• Trecho do texto:
———

Aqui está a resposta de Rowe:
"Não
importa quantos conjuntos da forma "Ex sofre de DTMd" estejam dentro
do escopo do operador de possibilidade, a adição de qualquer número de outros
conjuntos não pode fazer com que a conjunção resultante não seja logicamente
possível. Sendo assim, podemos concluir que ◊ [Toda essência (criatural) sofre
de DTMd]."
O argumento
de Rowe aqui é o seguinte: suponha que existam infinitas proposições da forma ◊
(Ex sofre de DTMd). Então, para infinitas essências, ◊ (E1 sofre de DTMd
& E2 sofre de DTMd & E3 sofre de DTMd & . . . & En sofre de DTMd
& . . .). Portanto, ◊ (Toda essência (criatural) sofre de DTMd).
O que devemos
concluir deste argumento? Bem, isto é verdade: dada a Plenitude Intramundana, a
segunda inferência é obviamente inválida. Isso porque a possibilidade de que
infinitas essências sofram de DTMd (premissa de Rowe) é compatível com a
Plenitude Intramundana, e a Plenitude Intramundana implica que não é possível
que toda essência criatural sofra de DTMd (a negação da conclusão de Rowe). De
fato, a versão forte da Plenitude Intramundana implica tanto que infinitas
essências sofrem de DTMd quanto que infinitas essências não sofrem de DTMd.

———

• Registros extraídos:
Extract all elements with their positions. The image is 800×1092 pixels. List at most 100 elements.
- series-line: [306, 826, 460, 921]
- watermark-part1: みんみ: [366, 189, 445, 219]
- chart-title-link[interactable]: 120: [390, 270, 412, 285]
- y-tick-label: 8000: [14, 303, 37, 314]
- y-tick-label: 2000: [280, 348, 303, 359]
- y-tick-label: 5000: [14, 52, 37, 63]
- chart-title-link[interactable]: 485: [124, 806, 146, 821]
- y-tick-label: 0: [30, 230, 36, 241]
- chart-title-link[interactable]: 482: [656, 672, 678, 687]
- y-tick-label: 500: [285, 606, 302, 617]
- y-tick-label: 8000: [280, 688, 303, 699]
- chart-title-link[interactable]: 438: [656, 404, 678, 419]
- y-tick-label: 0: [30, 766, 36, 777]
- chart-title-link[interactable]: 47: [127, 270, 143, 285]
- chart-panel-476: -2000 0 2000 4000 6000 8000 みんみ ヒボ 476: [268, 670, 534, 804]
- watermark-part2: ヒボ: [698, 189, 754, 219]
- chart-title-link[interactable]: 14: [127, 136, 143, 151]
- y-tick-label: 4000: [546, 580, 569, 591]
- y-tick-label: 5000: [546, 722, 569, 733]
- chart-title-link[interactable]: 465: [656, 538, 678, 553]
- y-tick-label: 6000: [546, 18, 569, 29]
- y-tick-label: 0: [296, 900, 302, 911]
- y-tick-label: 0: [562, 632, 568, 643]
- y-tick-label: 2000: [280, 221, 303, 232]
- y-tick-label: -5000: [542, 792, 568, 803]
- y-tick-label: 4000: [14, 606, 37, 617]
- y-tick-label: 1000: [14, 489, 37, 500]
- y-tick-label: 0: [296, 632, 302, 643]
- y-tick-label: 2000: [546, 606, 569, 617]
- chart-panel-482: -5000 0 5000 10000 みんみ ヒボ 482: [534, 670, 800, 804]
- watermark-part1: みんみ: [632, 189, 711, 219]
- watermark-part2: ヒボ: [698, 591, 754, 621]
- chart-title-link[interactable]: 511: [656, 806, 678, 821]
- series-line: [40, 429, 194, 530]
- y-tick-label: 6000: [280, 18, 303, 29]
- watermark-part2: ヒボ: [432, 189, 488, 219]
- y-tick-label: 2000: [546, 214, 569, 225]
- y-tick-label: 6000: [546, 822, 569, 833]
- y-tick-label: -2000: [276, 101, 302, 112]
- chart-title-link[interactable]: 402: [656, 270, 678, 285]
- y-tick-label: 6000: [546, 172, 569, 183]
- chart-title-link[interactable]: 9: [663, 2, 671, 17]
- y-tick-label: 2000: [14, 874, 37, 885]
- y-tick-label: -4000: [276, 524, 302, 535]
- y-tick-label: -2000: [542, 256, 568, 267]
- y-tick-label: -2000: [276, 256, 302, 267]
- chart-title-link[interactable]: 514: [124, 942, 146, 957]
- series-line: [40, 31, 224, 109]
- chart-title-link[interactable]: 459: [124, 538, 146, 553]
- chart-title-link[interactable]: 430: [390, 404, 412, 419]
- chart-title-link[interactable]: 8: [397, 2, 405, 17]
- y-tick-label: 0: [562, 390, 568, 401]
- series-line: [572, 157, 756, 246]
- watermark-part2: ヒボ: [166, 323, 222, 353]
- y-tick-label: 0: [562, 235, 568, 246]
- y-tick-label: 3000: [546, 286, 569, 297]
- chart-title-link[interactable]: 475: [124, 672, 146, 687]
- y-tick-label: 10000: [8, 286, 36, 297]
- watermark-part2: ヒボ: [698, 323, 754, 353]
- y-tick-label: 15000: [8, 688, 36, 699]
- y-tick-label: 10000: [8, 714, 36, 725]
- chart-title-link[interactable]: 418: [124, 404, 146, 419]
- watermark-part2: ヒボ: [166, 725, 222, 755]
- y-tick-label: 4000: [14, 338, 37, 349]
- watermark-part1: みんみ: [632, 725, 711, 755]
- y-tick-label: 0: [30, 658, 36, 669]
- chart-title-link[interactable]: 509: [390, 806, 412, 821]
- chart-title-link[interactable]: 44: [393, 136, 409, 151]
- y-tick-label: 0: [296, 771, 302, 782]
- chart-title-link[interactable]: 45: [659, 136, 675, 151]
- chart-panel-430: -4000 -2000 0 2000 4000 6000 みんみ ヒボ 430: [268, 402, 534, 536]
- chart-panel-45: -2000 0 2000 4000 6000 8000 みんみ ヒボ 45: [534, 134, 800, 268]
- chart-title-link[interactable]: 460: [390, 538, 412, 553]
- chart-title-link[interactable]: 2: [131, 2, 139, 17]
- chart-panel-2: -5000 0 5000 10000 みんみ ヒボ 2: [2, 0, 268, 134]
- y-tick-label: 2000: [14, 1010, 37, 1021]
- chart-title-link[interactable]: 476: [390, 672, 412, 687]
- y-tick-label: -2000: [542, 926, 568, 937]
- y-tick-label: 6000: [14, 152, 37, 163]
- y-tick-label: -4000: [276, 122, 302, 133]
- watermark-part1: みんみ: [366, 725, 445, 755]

———

• Tarefas:
[1] Segundo o trecho sobre o argumento de Rowe, por que a segunda inferência é inválida diante da Plenitude Intramundana? Responda em até três frases.
[2] De acordo com o trecho sobre o argumento de Rowe, o que a versão forte da Plenitude Intramundana implica?
[3] Transcreva do trecho sobre o argumento de Rowe a passagem que começa nas palavras "O argumento" e vai até as palavras "(criatural) sofre de DTMd).", inclusive.
Os registros não têm relação com o trecho.

• Respostas por tarefa:
[1] A possibilidade de que infinitas essências sofram de DTMd, que é a premissa de Rowe, é compatível com a Plenitude Intramundana. Ao mesmo tempo, a Plenitude Intramundana implica que não é possível que toda essência criatural sofra de DTMd, o que é a negação da conclusão de Rowe.

[2] Implica que infinitas essências sofrem de DTMd e que infinitas essências não sofrem de DTMd.

[3]
O argumento
de Rowe aqui é o seguinte: suponha que existam infinitas proposições da forma ◊
(Ex sofre de DTMd). Então, para infinitas essências, ◊ (E1 sofre de DTMd
& E2 sofre de DTMd & E3 sofre de DTMd & . . . & En sofre de DTMd
& . . .). Portanto, ◊ (Toda essência (criatural) sofre de DTMd).